* _Task requirements_:
Return the records that follow, matching each one exactly.
==============================
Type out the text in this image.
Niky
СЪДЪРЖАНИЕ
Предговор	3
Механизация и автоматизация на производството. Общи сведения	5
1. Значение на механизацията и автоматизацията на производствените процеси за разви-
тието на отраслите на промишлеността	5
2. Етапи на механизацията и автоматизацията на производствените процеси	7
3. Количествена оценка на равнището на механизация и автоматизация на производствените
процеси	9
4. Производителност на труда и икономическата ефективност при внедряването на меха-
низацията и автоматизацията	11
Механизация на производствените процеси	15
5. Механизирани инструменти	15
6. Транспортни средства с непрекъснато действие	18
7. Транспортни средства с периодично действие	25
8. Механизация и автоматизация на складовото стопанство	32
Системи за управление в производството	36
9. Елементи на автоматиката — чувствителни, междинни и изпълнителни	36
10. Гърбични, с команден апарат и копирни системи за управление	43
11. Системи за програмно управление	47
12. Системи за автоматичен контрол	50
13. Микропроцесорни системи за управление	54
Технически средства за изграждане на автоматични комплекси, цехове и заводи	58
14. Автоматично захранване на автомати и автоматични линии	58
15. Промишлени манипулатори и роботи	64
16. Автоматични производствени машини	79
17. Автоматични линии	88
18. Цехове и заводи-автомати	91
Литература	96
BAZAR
==============================
* _Result of this exercise_:
Type out the text in this image.
Niky
СЪДЪРЖАНИЕ
Предговор	3
Механизация и автоматизация на производството. Общи сведения	5
1. Значение на механизацията и автоматизацията на производствените процеси за разви-
тието на отраслите на промишлеността	5
2. Етапи на механизацията и автоматизацията на производствените процеси	7
3. Количествена оценка на равнището на механизация и автоматизация на производствените
процеси	9
4. Производителност на труда и икономическата ефективност при внедряването на меха-
низацията и автоматизацията	11
Механизация на производствените процеси	15
5. Механизирани инструменти	15
6. Транспортни средства с непрекъснато действие	18
7. Транспортни средства с периодично действие	25
8. Механизация и автоматизация на складовото стопанство	32
Системи за управление в производството	36
9. Елементи на автоматиката — чувствителни, междинни и изпълнителни	36
10. Гърбични, с команден апарат и копирни системи за управление	43
11. Системи за програмно управление	47
12. Системи за автоматичен контрол	50
13. Микропроцесорни системи за управление	54
Технически средства за изграждане на автоматични комплекси, цехове и заводи	58
14. Автоматично захранване на автомати и автоматични линии	58
15. Промишлени манипулатори и роботи	64
16. Автоматични производствени машини	79
17. Автоматични линии	88
18. Цехове и заводи-автомати	91
Литература	96
BAZAR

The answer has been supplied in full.